* **Set exercise**: Each record below is to be reproduced without any change.

* **Given entries**:
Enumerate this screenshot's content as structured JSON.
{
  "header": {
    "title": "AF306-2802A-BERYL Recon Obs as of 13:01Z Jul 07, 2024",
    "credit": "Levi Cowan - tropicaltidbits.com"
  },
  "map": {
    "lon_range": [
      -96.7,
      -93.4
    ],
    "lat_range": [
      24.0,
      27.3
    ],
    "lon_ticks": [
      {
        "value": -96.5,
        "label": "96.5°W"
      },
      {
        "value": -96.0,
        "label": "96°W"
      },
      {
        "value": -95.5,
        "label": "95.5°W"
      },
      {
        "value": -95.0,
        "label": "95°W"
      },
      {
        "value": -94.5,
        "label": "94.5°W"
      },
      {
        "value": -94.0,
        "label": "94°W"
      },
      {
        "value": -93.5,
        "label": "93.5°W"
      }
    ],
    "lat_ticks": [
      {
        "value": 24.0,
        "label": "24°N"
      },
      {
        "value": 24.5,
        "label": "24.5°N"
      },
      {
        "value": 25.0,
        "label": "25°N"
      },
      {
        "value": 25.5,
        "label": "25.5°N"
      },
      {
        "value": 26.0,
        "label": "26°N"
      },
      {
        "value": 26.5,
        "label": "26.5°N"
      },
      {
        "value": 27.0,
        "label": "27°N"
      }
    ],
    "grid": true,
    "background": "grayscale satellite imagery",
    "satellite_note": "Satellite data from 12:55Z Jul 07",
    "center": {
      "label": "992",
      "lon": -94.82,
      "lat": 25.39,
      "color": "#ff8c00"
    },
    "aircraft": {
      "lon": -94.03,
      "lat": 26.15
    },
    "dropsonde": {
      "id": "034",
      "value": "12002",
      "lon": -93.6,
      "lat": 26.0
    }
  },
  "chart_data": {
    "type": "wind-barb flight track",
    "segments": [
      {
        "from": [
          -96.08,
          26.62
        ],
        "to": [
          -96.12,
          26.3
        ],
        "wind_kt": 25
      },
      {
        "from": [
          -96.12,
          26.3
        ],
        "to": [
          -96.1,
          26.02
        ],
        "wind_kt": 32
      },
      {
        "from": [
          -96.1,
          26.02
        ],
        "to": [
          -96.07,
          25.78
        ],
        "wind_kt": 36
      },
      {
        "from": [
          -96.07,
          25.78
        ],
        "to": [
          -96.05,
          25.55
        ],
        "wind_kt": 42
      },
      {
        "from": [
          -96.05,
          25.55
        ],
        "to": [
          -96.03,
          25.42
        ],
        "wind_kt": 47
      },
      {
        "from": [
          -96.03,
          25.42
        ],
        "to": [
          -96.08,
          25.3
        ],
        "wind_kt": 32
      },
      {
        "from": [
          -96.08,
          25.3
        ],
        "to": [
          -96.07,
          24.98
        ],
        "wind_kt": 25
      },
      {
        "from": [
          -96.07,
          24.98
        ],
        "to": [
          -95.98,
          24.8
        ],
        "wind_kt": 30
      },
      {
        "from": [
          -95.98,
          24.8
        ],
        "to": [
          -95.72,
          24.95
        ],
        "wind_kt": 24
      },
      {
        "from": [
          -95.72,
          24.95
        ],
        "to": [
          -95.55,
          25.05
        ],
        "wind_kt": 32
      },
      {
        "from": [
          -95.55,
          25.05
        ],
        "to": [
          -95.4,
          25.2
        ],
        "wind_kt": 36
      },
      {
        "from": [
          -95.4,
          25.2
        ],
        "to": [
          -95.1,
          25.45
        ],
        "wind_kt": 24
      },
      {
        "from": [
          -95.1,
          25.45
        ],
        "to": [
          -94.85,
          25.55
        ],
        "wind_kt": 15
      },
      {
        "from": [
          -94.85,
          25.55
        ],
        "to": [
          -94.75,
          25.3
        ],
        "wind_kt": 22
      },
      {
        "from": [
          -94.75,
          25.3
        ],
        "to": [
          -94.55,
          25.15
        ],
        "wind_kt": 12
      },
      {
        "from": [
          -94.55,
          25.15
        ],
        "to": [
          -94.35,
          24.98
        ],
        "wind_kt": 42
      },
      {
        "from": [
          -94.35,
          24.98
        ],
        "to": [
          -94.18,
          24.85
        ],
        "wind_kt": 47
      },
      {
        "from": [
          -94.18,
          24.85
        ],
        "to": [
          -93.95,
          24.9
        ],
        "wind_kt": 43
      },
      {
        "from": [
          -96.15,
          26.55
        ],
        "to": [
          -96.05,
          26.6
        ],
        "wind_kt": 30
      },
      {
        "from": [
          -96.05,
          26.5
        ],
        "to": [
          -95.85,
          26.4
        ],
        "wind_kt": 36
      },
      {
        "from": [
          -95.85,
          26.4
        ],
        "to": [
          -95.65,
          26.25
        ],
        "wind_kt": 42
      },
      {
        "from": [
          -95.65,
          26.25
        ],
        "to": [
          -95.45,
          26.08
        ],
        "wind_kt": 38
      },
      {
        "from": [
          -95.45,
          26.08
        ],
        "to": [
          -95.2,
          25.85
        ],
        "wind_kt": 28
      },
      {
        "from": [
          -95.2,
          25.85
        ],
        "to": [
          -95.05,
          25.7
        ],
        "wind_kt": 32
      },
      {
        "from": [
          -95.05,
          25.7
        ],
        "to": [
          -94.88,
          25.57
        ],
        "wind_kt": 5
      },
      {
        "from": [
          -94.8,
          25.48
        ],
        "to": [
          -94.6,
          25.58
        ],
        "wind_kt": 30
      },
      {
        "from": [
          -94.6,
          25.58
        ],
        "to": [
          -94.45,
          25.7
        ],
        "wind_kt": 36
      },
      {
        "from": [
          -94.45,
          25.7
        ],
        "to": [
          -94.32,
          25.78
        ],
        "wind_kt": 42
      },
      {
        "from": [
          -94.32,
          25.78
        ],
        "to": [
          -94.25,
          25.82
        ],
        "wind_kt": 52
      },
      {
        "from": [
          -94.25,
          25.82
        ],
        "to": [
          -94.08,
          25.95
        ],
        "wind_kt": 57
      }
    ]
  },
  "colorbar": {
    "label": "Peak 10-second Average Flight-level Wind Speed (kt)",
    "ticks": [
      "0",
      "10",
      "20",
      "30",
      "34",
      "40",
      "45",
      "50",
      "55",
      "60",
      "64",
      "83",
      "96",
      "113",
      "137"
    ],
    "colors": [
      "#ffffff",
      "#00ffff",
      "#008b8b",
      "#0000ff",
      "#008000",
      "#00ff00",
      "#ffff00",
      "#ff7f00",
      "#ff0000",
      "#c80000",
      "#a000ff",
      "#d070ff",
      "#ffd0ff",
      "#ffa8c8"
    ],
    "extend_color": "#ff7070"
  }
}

* **Exercise output**:
Enumerate this screenshot's content as structured JSON.
{
  "header": {
    "title": "AF306-2802A-BERYL Recon Obs as of 13:01Z Jul 07, 2024",
    "credit": "Levi Cowan - tropicaltidbits.com"
  },
  "map": {
    "lon_range": [
      -96.7,
      -93.4
    ],
    "lat_range": [
      24.0,
      27.3
    ],
    "lon_ticks": [
      {
        "value": -96.5,
        "label": "96.5°W"
      },
      {
        "value": -96.0,
        "label": "96°W"
      },
      {
        "value": -95.5,
        "label": "95.5°W"
      },
      {
        "value": -95.0,
        "label": "95°W"
      },
      {
        "value": -94.5,
        "label": "94.5°W"
      },
      {
        "value": -94.0,
        "label": "94°W"
      },
      {
        "value": -93.5,
        "label": "93.5°W"
      }
    ],
    "lat_ticks": [
      {
        "value": 24.0,
        "label": "24°N"
      },
      {
        "value": 24.5,
        "label": "24.5°N"
      },
      {
        "value": 25.0,
        "label": "25°N"
      },
      {
        "value": 25.5,
        "label": "25.5°N"
      },
      {
        "value": 26.0,
        "label": "26°N"
      },
      {
        "value": 26.5,
        "label": "26.5°N"
      },
      {
        "value": 27.0,
        "label": "27°N"
      }
    ],
    "grid": true,
    "background": "grayscale satellite imagery",
    "satellite_note": "Satellite data from 12:55Z Jul 07",
    "center": {
      "label": "992",
      "lon": -94.82,
      "lat": 25.39,
      "color": "#ff8c00"
    },
    "aircraft": {
      "lon": -94.03,
      "lat": 26.15
    },
    "dropsonde": {
      "id": "034",
      "value": "12002",
      "lon": -93.6,
      "lat": 26.0
    }
  },
  "chart_data": {
    "type": "wind-barb flight track",
    "segments": [
      {
        "from": [
          -96.08,
          26.62
        ],
        "to": [
          -96.12,
          26.3
        ],
        "wind_kt": 25
      },
      {
        "from": [
          -96.12,
          26.3
        ],
        "to": [
          -96.1,
          26.02
        ],
        "wind_kt": 32
      },
      {
        "from": [
          -96.1,
          26.02
        ],
        "to": [
          -96.07,
          25.78
        ],
        "wind_kt": 36
      },
      {
        "from": [
          -96.07,
          25.78
        ],
        "to": [
          -96.05,
          25.55
        ],
        "wind_kt": 42
      },
      {
        "from": [
          -96.05,
          25.55
        ],
        "to": [
          -96.03,
          25.42
        ],
        "wind_kt": 47
      },
      {
        "from": [
          -96.03,
          25.42
        ],
        "to": [
          -96.08,
          25.3
        ],
        "wind_kt": 32
      },
      {
        "from": [
          -96.08,
          25.3
        ],
        "to": [
          -96.07,
          24.98
        ],
        "wind_kt": 25
      },
      {
        "from": [
          -96.07,
          24.98
        ],
        "to": [
          -95.98,
          24.8
        ],
        "wind_kt": 30
      },
      {
        "from": [
          -95.98,
          24.8
        ],
        "to": [
          -95.72,
          24.95
        ],
        "wind_kt": 24
      },
      {
        "from": [
          -95.72,
          24.95
        ],
        "to": [
          -95.55,
          25.05
        ],
        "wind_kt": 32
      },
      {
        "from": [
          -95.55,
          25.05
        ],
        "to": [
          -95.4,
          25.2
        ],
        "wind_kt": 36
      },
      {
        "from": [
          -95.4,
          25.2
        ],
        "to": [
          -95.1,
          25.45
        ],
        "wind_kt": 24
      },
      {
        "from": [
          -95.1,
          25.45
        ],
        "to": [
          -94.85,
          25.55
        ],
        "wind_kt": 15
      },
      {
        "from": [
          -94.85,
          25.55
        ],
        "to": [
          -94.75,
          25.3
        ],
        "wind_kt": 22
      },
      {
        "from": [
          -94.75,
          25.3
        ],
        "to": [
          -94.55,
          25.15
        ],
        "wind_kt": 12
      },
      {
        "from": [
          -94.55,
          25.15
        ],
        "to": [
          -94.35,
          24.98
        ],
        "wind_kt": 42
      },
      {
        "from": [
          -94.35,
          24.98
        ],
        "to": [
          -94.18,
          24.85
        ],
        "wind_kt": 47
      },
      {
        "from": [
          -94.18,
          24.85
        ],
        "to": [
          -93.95,
          24.9
        ],
        "wind_kt": 43
      },
      {
        "from": [
          -96.15,
          26.55
        ],
        "to": [
          -96.05,
          26.6
        ],
        "wind_kt": 30
      },
      {
        "from": [
          -96.05,
          26.5
        ],
        "to": [
          -95.85,
          26.4
        ],
        "wind_kt": 36
      },
      {
        "from": [
          -95.85,
          26.4
        ],
        "to": [
          -95.65,
          26.25
        ],
        "wind_kt": 42
      },
      {
        "from": [
          -95.65,
          26.25
        ],
        "to": [
          -95.45,
          26.08
        ],
        "wind_kt": 38
      },
      {
        "from": [
          -95.45,
          26.08
        ],
        "to": [
          -95.2,
          25.85
        ],
        "wind_kt": 28
      },
      {
        "from": [
          -95.2,
          25.85
        ],
        "to": [
          -95.05,
          25.7
        ],
        "wind_kt": 32
      },
      {
        "from": [
          -95.05,
          25.7
        ],
        "to": [
          -94.88,
          25.57
        ],
        "wind_kt": 5
      },
      {
        "from": [
          -94.8,
          25.48
        ],
        "to": [
          -94.6,
          25.58
        ],
        "wind_kt": 30
      },
      {
        "from": [
          -94.6,
          25.58
        ],
        "to": [
          -94.45,
          25.7
        ],
        "wind_kt": 36
      },
      {
        "from": [
          -94.45,
          25.7
        ],
        "to": [
          -94.32,
          25.78
        ],
        "wind_kt": 42
      },
      {
        "from": [
          -94.32,
          25.78
        ],
        "to": [
          -94.25,
          25.82
        ],
        "wind_kt": 52
      },
      {
        "from": [
          -94.25,
          25.82
        ],
        "to": [
          -94.08,
          25.95
        ],
        "wind_kt": 57
      }
    ]
  },
  "colorbar": {
    "label": "Peak 10-second Average Flight-level Wind Speed (kt)",
    "ticks": [
      "0",
      "10",
      "20",
      "30",
      "34",
      "40",
      "45",
      "50",
      "55",
      "60",
      "64",
      "83",
      "96",
      "113",
      "137"
    ],
    "colors": [
      "#ffffff",
      "#00ffff",
      "#008b8b",
      "#0000ff",
      "#008000",
      "#00ff00",
      "#ffff00",
      "#ff7f00",
      "#ff0000",
      "#c80000",
      "#a000ff",
      "#d070ff",
      "#ffd0ff",
      "#ffa8c8"
    ],
    "extend_color": "#ff7070"
  }
}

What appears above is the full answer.